Return each line containing the string "żuraw".

■ Dataset rows

***

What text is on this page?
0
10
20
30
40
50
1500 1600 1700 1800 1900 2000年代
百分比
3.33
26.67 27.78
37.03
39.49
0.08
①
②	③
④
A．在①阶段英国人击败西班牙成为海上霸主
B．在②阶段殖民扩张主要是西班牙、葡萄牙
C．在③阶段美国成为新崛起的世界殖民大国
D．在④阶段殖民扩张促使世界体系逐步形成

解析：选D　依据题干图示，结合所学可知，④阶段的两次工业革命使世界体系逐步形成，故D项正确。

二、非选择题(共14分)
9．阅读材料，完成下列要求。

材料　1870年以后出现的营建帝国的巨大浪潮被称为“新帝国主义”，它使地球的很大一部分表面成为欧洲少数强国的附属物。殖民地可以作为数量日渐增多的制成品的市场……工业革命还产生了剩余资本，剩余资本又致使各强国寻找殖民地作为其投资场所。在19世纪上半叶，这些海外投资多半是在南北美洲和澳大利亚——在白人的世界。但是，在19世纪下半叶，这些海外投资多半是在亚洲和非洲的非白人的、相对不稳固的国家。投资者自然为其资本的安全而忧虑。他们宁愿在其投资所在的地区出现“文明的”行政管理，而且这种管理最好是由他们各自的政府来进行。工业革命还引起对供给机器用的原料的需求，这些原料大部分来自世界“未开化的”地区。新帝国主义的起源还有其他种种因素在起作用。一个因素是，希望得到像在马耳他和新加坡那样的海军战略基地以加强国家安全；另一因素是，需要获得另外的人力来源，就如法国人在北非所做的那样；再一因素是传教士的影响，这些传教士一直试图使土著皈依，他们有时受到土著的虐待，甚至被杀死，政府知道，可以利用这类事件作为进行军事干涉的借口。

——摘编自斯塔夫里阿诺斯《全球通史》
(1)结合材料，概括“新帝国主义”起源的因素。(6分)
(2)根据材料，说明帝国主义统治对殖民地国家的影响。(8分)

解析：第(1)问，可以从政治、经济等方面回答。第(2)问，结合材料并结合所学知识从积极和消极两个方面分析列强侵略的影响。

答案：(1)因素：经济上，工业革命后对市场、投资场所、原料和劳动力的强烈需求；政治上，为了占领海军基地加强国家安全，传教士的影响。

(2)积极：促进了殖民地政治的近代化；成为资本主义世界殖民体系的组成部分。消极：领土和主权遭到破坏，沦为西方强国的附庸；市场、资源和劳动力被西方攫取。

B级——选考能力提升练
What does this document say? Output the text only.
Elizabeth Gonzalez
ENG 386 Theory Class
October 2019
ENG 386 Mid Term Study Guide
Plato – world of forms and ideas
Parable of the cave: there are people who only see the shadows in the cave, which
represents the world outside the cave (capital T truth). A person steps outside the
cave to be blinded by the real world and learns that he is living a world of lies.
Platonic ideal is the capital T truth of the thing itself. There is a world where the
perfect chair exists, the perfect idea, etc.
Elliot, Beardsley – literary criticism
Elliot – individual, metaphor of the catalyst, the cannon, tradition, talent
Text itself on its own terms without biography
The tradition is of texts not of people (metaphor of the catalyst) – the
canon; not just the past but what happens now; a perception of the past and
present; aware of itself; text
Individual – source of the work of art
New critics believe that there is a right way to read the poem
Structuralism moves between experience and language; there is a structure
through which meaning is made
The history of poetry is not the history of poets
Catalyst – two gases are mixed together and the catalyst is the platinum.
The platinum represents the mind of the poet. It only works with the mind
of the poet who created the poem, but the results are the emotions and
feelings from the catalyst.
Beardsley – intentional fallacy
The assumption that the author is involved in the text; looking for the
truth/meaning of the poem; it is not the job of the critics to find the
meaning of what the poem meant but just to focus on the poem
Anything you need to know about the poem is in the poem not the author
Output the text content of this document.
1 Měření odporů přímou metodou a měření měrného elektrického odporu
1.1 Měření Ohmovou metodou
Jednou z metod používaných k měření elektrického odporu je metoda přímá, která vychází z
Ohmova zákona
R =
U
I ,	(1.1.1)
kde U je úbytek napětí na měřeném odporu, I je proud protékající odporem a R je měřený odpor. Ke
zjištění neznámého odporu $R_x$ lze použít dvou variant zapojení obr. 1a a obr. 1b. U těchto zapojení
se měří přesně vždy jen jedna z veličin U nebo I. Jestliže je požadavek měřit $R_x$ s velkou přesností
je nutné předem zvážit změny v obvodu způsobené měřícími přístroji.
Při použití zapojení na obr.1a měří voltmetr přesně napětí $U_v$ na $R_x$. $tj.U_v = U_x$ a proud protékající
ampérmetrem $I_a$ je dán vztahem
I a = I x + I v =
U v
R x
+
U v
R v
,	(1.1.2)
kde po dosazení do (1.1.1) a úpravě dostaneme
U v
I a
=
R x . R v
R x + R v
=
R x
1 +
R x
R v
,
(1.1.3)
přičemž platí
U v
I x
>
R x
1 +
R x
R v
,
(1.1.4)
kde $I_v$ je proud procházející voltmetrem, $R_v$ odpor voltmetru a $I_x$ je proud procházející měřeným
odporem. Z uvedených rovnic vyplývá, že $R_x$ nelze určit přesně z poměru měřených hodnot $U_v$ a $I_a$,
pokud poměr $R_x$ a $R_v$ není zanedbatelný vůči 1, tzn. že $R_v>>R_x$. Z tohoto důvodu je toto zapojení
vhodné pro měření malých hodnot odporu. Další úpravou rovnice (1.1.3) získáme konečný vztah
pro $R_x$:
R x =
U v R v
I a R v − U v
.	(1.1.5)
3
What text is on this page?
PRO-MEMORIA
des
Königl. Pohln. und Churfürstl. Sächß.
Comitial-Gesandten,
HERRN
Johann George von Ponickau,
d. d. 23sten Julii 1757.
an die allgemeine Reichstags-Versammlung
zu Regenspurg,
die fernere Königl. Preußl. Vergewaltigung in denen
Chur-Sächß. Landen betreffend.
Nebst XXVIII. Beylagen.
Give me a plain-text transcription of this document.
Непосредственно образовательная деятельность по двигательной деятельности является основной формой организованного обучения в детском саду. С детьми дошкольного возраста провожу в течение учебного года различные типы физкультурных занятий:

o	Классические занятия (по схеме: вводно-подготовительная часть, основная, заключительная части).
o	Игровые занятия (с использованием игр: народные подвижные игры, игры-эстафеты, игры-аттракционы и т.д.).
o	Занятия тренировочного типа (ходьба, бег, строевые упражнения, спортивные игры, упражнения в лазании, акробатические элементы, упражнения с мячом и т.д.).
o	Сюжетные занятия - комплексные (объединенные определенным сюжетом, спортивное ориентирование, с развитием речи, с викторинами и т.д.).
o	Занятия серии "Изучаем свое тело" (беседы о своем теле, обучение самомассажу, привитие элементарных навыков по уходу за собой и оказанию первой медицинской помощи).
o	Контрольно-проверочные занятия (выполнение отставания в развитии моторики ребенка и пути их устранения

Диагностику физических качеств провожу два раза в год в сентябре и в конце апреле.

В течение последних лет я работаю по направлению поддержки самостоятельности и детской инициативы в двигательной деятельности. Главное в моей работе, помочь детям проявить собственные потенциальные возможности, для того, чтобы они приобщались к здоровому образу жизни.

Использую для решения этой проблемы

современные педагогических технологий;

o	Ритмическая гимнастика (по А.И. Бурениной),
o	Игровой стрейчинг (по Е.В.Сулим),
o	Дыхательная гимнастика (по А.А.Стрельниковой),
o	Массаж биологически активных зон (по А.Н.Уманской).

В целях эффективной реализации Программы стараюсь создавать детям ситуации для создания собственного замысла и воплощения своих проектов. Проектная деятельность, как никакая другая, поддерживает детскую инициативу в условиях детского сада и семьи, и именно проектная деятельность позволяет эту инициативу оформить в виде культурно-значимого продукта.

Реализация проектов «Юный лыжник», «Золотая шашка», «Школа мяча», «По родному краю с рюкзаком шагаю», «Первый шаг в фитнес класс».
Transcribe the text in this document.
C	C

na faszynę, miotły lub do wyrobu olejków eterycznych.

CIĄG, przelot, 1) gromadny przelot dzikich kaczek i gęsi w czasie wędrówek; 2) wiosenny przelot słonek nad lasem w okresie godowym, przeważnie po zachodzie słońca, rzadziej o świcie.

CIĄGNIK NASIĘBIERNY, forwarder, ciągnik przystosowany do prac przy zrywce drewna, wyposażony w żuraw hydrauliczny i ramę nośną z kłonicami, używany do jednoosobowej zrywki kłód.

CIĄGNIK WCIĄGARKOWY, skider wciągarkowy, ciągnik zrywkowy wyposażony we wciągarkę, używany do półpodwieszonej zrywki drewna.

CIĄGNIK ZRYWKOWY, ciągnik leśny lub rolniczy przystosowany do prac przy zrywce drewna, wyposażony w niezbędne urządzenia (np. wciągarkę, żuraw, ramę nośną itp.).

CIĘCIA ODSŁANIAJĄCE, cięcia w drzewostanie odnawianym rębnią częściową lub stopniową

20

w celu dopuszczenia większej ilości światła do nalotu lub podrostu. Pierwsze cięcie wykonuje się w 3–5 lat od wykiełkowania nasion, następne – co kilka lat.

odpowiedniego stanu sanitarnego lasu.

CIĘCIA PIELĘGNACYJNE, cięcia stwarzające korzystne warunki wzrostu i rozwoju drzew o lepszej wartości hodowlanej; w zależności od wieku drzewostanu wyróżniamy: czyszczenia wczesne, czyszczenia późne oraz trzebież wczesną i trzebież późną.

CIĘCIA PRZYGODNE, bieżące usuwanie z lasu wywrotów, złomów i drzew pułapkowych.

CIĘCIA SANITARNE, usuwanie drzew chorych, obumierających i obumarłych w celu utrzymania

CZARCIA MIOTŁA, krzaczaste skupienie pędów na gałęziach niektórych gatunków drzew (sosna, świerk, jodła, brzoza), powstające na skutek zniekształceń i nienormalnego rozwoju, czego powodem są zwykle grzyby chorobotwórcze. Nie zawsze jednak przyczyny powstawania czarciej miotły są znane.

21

***

■ Reply
CIĄGNIK NASIĘBIERNY, forwarder, ciągnik przystosowany do prac przy zrywce drewna, wyposażony w żuraw hydrauliczny i ramę nośną z kłonicami, używany do jednoosobowej zrywki kłód.
CIĄGNIK ZRYWKOWY, ciągnik leśny lub rolniczy przystosowany do prac przy zrywce drewna, wyposażony w niezbędne urządzenia (np. wciągarkę, żuraw, ramę nośną itp.).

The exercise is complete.